Records contained in a dataset
-- START --

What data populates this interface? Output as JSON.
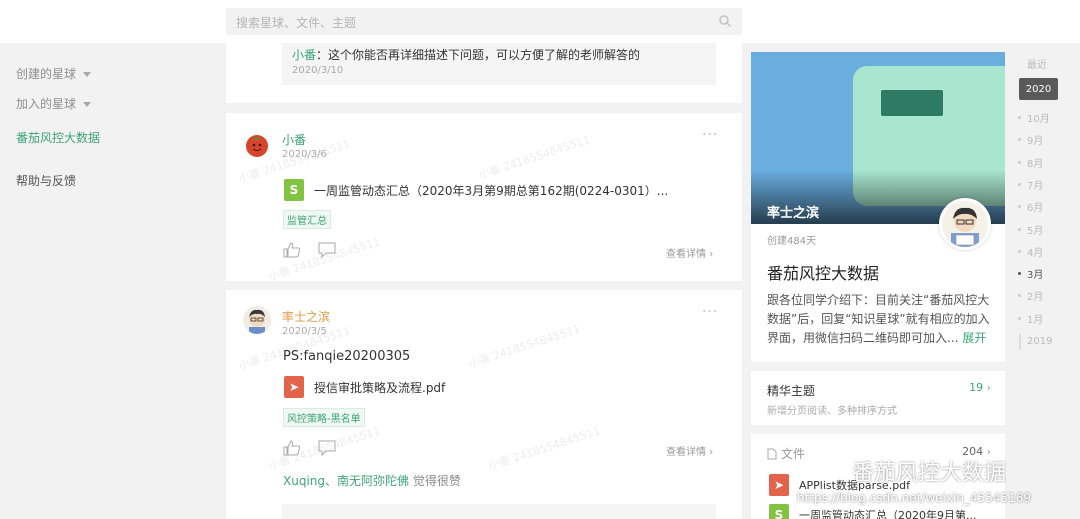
{
  "search": {
    "placeholder": "搜索星球、文件、主题"
  },
  "leftnav": {
    "created": "创建的星球",
    "joined": "加入的星球",
    "active_planet": "番茄风控大数据",
    "help": "帮助与反馈"
  },
  "comment": {
    "user": "小番",
    "text": "：这个你能否再详细描述下问题，可以方便了解的老师解答的",
    "date": "2020/3/10"
  },
  "post1": {
    "author": "小番",
    "date": "2020/3/6",
    "file_name": "一周监管动态汇总（2020年3月第9期总第162期(0224-0301）...",
    "tag": "监管汇总",
    "detail": "查看详情",
    "watermark": "小番 2418554845511"
  },
  "post2": {
    "author": "率士之滨",
    "date": "2020/3/5",
    "body": "PS:fanqie20200305",
    "file_name": "授信审批策略及流程.pdf",
    "tag": "风控策略-黑名单",
    "detail": "查看详情",
    "likers": "Xuqing、南无阿弥陀佛",
    "likers_suffix": " 觉得很赞",
    "watermark": "小番 2418554845511"
  },
  "planet": {
    "owner": "率士之滨",
    "created": "创建484天",
    "title": "番茄风控大数据",
    "intro": "跟各位同学介绍下：目前关注“番茄风控大数据”后，回复“知识星球”就有相应的加入界面，用微信扫码二维码即可加入...",
    "expand": "展开"
  },
  "essence": {
    "title": "精华主题",
    "count": "19",
    "sub": "新增分页阅读、多种排序方式"
  },
  "files": {
    "title": "文件",
    "count": "204",
    "item1": "APPlist数据parse.pdf",
    "item2": "一周监管动态汇总（2020年9月第..."
  },
  "timeline": {
    "latest": "最近",
    "year_current": "2020",
    "months": [
      "10月",
      "9月",
      "8月",
      "7月",
      "6月",
      "5月",
      "4月",
      "3月",
      "2月",
      "1月"
    ],
    "current_month": "3月",
    "year_prev": "2019"
  },
  "watermark_brand": "番茄风控大数据",
  "watermark_url": "https://blog.csdn.net/weixin_45545169"
}
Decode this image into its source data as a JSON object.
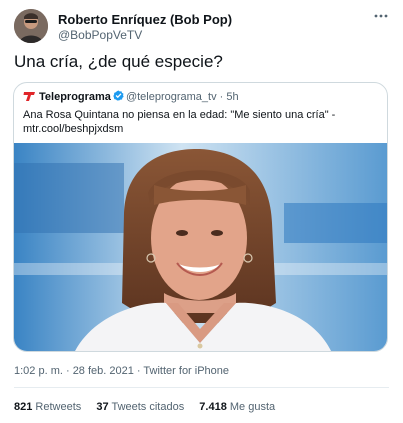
{
  "tweet": {
    "author_name": "Roberto Enríquez (Bob Pop)",
    "author_handle": "@BobPopVeTV",
    "more_icon": "more-horizontal-icon",
    "text": "Una cría, ¿de qué especie?",
    "timestamp": "1:02 p. m. · 28 feb. 2021 · Twitter for iPhone"
  },
  "quoted": {
    "author_name": "Teleprograma",
    "author_handle": "@teleprograma_tv",
    "separator": " · ",
    "age": "5h",
    "text_line1": "Ana Rosa Quintana no piensa en la edad: \"Me siento una cría\" -",
    "text_line2": "mtr.cool/beshpjxdsm",
    "verified_icon": "verified-badge-icon",
    "logo_icon": "teleprograma-logo-icon"
  },
  "stats": {
    "retweets_count": "821",
    "retweets_label": "Retweets",
    "quotes_count": "37",
    "quotes_label": "Tweets citados",
    "likes_count": "7.418",
    "likes_label": "Me gusta"
  },
  "colors": {
    "verified": "#1d9bf0",
    "logo_red": "#e0262a",
    "secondary_text": "#536471",
    "border": "#cfd9de"
  }
}
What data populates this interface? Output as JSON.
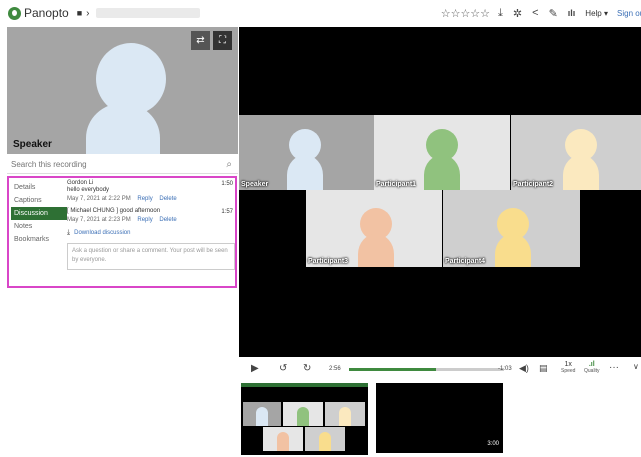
{
  "header": {
    "logo_text": "Panopto",
    "crumb_sep": "›",
    "stars": "☆☆☆☆☆",
    "help_label": "Help ▾",
    "signin_label": "Sign out"
  },
  "speaker_panel": {
    "label": "Speaker"
  },
  "search": {
    "placeholder": "Search this recording"
  },
  "tabs": [
    {
      "label": "Details"
    },
    {
      "label": "Captions"
    },
    {
      "label": "Discussion",
      "active": true
    },
    {
      "label": "Notes"
    },
    {
      "label": "Bookmarks"
    }
  ],
  "discussion": {
    "messages": [
      {
        "author": "Gordon Li",
        "body": "hello everybody",
        "date": "May 7, 2021 at 2:22 PM",
        "reply": "Reply",
        "delete": "Delete",
        "time": "1:50"
      },
      {
        "author": "",
        "body": "[ Michael CHUNG ] good afternoon",
        "date": "May 7, 2021 at 2:23 PM",
        "reply": "Reply",
        "delete": "Delete",
        "time": "1:57"
      }
    ],
    "download_label": "Download discussion",
    "comment_placeholder": "Ask a question or share a comment. Your post will be seen by everyone."
  },
  "video": {
    "participants": [
      {
        "label": "Speaker",
        "color": "#dbe8f4"
      },
      {
        "label": "Participant1",
        "color": "#90c27e"
      },
      {
        "label": "Participant2",
        "color": "#fbe9bf"
      },
      {
        "label": "Participant3",
        "color": "#f2c2a3"
      },
      {
        "label": "Participant4",
        "color": "#f9dd8d"
      }
    ]
  },
  "controls": {
    "current_time": "2:56",
    "remaining_time": "-1:03",
    "progress": 0.56,
    "speed_value": "1x",
    "speed_label": "Speed",
    "quality_label": "Quality",
    "more": "···"
  },
  "thumbnails": [
    {
      "time": ""
    },
    {
      "time": "3:00"
    }
  ],
  "colors": {
    "accent": "#2e7034",
    "highlight": "#d946c8",
    "link": "#3b6fb6"
  }
}
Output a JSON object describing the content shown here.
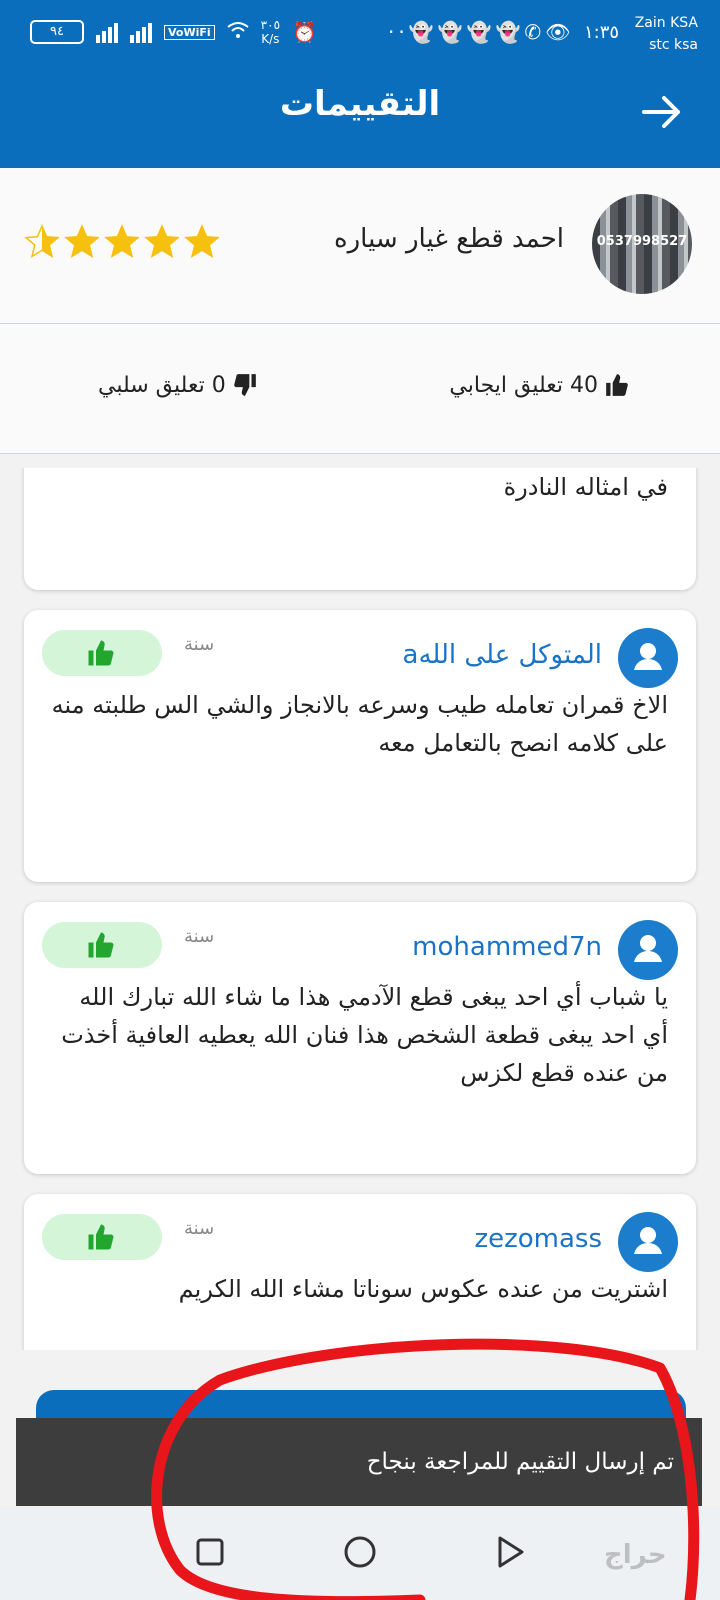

-- END --

> _AIM OF THE TASK_
Using the records above, list each line that includes "comment".

> _FINAL ANSWER_
  "comment": {
    "comment_placeholder": "Ask a question or share a comment. Your post will be seen by everyone."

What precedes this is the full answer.